### [What to work on]
Every line with the string "явления" should be gathered.

### [Data provided]
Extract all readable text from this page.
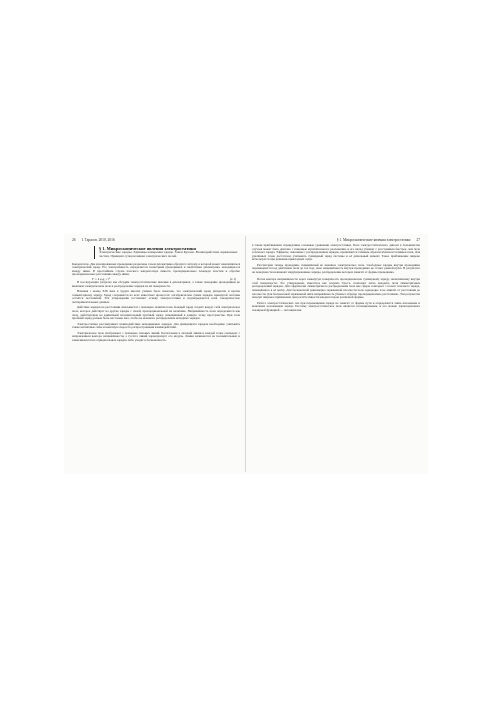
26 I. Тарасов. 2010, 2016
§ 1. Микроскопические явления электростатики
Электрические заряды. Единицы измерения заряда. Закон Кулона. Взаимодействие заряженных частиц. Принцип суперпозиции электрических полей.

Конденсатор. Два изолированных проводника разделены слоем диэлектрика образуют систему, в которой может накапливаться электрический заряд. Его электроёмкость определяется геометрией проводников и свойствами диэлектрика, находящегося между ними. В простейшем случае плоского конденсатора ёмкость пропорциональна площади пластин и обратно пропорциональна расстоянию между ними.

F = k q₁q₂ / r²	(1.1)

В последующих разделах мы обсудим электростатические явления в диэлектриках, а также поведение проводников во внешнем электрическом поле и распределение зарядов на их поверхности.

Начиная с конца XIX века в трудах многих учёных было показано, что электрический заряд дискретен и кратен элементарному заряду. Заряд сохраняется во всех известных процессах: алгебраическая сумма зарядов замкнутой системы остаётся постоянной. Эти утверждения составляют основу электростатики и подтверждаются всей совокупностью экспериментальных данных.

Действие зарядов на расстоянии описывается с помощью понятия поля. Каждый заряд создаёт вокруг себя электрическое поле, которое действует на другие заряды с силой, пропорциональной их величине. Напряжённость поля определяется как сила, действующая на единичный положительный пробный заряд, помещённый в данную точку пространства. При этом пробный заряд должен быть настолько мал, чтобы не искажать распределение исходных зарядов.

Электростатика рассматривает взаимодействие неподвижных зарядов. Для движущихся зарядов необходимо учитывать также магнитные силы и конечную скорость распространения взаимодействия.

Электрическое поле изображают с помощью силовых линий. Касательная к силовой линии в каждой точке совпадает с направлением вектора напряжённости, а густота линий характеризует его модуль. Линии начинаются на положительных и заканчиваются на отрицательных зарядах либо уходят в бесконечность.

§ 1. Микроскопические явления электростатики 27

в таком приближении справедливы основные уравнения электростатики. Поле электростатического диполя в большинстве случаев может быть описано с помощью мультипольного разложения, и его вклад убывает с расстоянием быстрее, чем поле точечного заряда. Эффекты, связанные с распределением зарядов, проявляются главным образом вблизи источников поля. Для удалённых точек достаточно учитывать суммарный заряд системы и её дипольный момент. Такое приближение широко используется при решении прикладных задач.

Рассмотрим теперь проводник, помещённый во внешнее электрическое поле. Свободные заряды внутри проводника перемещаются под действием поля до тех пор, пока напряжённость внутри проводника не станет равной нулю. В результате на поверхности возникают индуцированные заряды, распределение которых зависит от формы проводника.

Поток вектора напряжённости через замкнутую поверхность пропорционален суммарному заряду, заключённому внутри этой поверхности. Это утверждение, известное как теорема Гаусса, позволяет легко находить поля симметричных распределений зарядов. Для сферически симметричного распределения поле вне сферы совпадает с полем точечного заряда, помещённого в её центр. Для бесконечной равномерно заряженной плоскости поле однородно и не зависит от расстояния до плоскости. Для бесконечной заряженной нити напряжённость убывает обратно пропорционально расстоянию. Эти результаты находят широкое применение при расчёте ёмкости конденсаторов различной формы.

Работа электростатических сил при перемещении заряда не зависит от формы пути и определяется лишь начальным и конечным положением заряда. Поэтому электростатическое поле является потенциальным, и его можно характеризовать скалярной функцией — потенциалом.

### [Correct answer]
§ 1. Микроскопические явления электростатики
В последующих разделах мы обсудим электростатические явления в диэлектриках, а также поведение проводников во внешнем электрическом поле и распределение зарядов на их поверхности.
§ 1. Микроскопические явления электростатики 27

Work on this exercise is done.